▸ Stated task: Check every line below for the word "JSON" and copy each one that has it.

═══ Dataset rows

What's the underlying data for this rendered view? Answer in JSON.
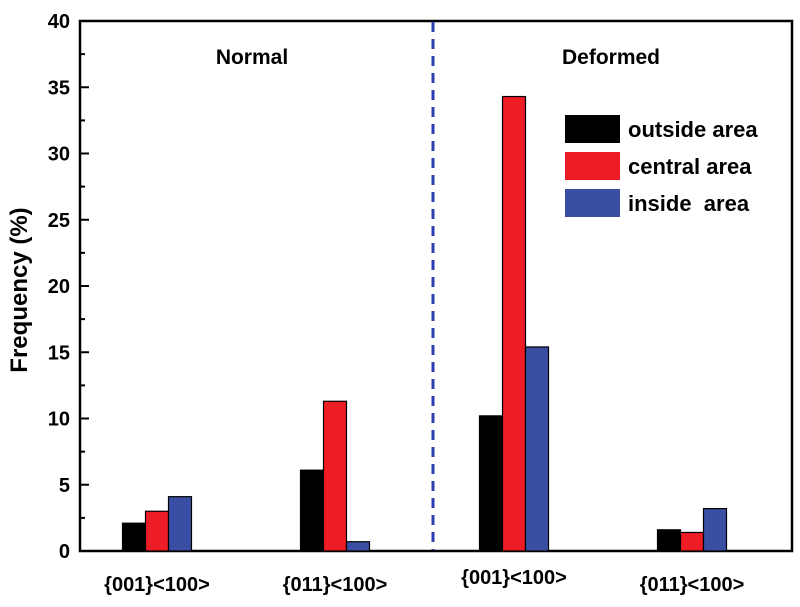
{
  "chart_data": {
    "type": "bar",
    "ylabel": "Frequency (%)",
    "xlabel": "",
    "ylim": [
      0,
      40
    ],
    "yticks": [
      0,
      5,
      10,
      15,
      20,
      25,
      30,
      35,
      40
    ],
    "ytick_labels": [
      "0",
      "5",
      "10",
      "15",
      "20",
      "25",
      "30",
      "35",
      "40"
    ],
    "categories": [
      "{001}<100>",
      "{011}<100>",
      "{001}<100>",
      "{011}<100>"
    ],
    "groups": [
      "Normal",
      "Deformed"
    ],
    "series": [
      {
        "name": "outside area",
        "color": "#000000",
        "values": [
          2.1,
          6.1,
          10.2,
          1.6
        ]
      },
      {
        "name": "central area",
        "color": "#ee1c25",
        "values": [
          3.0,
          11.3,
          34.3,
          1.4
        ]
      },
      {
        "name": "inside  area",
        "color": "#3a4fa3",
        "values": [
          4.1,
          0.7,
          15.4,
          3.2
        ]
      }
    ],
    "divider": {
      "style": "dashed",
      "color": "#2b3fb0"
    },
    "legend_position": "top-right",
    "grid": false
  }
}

══════
═══ Dataset rows

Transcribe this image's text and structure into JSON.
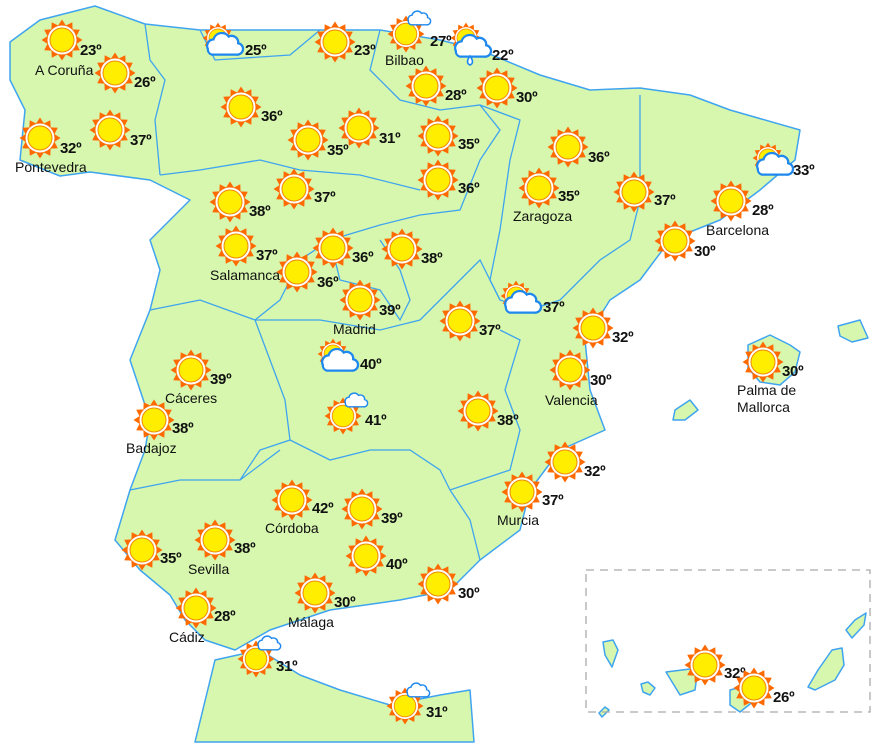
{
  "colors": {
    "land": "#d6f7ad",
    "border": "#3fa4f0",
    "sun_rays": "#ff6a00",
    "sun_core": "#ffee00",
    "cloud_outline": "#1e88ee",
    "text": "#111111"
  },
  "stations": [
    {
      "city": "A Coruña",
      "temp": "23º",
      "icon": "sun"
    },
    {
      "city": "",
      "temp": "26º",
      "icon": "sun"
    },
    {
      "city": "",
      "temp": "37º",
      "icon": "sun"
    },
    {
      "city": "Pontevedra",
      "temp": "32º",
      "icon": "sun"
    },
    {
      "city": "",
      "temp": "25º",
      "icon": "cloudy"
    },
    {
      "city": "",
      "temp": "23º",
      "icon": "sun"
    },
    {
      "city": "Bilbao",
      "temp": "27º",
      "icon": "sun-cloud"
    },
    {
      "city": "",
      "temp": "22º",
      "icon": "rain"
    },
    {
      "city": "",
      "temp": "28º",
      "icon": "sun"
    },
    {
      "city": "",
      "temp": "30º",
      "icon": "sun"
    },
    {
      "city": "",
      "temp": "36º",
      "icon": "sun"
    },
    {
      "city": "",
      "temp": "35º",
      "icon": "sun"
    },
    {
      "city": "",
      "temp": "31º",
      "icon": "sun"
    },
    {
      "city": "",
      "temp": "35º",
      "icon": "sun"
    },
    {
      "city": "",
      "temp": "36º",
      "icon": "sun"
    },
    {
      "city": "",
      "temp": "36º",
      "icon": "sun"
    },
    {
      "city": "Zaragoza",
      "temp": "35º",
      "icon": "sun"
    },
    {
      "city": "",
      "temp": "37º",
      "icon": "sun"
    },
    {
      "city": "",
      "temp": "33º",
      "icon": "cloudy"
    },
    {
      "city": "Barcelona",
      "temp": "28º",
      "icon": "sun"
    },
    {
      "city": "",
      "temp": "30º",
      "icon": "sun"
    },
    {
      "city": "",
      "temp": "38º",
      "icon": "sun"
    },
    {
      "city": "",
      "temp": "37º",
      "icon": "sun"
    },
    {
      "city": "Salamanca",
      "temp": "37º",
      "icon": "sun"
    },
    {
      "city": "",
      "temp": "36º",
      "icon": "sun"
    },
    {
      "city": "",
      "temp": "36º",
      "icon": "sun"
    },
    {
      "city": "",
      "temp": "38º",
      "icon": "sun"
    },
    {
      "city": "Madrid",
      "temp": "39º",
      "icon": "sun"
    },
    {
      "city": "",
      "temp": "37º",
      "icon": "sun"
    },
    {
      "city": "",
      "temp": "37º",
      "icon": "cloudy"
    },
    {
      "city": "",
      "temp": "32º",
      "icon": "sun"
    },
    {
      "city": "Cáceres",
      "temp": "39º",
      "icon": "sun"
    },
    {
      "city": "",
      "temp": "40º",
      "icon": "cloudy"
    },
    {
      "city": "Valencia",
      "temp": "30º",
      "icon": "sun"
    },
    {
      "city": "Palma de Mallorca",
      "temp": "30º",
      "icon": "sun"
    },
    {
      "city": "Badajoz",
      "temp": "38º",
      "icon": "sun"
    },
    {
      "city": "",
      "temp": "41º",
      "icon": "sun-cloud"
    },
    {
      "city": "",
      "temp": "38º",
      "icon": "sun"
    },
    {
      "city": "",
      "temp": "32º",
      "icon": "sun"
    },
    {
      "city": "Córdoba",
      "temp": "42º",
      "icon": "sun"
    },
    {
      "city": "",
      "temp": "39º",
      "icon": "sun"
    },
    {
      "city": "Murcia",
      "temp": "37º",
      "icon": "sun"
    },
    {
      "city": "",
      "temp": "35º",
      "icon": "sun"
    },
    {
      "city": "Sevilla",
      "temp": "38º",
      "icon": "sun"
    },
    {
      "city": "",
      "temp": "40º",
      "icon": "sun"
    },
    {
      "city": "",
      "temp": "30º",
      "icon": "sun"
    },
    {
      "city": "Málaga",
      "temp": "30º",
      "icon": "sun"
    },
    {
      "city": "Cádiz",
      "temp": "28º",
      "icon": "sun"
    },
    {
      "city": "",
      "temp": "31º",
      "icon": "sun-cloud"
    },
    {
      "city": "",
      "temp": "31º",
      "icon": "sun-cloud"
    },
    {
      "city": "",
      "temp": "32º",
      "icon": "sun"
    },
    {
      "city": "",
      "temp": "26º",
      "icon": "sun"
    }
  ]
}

══════
═══ Dataset rows

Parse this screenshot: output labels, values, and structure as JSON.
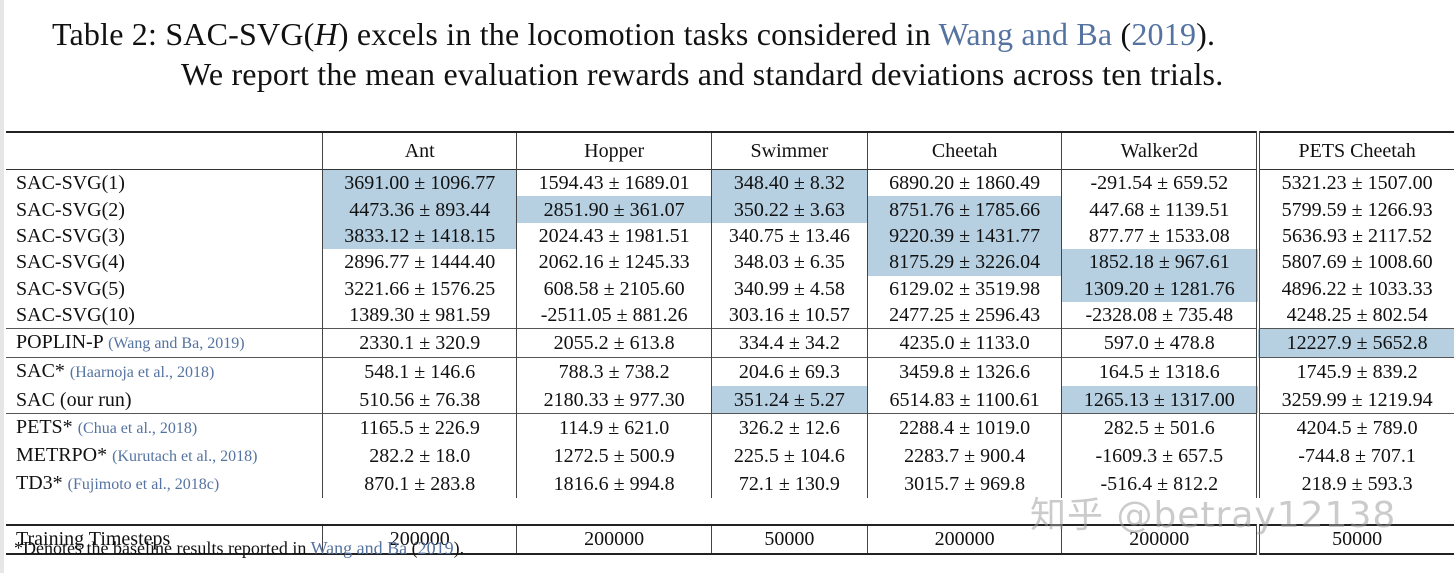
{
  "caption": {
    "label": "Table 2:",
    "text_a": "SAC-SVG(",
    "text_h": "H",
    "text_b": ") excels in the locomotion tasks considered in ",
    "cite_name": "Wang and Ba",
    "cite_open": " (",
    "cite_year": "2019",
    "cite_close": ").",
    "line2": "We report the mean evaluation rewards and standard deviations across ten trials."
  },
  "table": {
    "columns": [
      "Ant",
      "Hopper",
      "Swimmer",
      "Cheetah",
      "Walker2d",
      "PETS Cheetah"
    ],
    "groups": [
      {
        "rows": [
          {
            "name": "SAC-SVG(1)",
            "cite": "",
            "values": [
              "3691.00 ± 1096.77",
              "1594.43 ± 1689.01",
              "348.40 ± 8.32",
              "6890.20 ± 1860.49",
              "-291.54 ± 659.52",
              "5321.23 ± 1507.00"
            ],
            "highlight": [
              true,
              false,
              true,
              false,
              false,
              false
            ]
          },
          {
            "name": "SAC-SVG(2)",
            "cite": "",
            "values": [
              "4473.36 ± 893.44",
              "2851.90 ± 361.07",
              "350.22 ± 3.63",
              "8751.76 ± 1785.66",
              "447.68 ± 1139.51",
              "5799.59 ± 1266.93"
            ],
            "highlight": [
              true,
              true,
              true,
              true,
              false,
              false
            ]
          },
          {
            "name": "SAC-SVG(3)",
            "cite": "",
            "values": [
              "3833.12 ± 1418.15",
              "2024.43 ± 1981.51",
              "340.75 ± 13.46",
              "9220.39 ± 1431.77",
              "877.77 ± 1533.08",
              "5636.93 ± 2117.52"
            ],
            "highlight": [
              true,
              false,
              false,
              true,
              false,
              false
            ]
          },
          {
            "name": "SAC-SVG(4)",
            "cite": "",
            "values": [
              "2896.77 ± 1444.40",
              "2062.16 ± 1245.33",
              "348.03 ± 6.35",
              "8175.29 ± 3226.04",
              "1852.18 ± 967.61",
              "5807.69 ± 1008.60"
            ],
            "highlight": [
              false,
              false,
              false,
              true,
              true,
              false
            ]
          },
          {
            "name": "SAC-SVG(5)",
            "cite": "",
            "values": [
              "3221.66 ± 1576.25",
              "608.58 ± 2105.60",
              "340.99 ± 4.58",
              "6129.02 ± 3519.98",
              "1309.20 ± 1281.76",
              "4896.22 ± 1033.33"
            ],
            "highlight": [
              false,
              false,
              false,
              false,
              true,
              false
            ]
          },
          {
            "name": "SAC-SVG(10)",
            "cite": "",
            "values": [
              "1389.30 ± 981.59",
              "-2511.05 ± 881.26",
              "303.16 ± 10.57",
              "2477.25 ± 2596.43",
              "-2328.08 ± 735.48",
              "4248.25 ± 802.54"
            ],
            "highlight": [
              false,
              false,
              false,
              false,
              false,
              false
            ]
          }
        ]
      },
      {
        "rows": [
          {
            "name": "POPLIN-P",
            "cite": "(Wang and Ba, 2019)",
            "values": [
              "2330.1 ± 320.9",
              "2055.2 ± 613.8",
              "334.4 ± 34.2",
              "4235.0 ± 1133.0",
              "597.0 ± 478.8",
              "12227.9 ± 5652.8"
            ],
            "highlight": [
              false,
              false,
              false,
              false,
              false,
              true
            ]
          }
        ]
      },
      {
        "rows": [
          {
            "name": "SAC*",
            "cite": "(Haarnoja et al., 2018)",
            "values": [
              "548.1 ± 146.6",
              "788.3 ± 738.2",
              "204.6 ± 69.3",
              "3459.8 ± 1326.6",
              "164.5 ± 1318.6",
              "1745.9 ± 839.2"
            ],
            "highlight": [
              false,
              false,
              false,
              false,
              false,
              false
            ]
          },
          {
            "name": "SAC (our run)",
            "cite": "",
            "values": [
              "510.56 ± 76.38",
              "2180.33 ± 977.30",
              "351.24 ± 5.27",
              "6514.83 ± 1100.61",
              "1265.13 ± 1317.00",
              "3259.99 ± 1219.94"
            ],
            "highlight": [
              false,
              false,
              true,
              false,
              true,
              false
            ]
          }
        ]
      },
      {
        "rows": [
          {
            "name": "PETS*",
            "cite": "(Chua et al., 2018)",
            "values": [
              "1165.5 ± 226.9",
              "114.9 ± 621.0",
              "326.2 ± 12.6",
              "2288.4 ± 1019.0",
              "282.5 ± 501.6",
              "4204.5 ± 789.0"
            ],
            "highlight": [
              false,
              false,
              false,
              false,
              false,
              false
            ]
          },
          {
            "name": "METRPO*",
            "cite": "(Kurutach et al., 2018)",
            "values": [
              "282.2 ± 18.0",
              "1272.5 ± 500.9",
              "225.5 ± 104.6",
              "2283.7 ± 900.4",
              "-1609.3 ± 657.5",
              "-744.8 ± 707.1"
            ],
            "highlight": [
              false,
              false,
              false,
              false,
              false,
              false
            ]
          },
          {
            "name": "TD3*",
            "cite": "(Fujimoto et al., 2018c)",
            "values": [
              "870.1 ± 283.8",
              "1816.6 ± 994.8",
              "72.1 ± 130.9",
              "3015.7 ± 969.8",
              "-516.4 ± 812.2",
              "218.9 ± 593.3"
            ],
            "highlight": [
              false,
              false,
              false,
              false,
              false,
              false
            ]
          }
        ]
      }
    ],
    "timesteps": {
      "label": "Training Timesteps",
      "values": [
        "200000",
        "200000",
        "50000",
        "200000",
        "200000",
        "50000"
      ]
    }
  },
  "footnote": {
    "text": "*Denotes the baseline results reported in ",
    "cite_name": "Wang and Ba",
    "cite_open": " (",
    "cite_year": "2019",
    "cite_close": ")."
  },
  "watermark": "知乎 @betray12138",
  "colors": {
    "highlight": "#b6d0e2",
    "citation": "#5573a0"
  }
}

══════

▸ Worked solution:
What's the underlying data for this rendered view? Answer in JSON.
Transcribe this image's text and structure into JSON.
Parse this screenshot: output labels, values, and structure as JSON.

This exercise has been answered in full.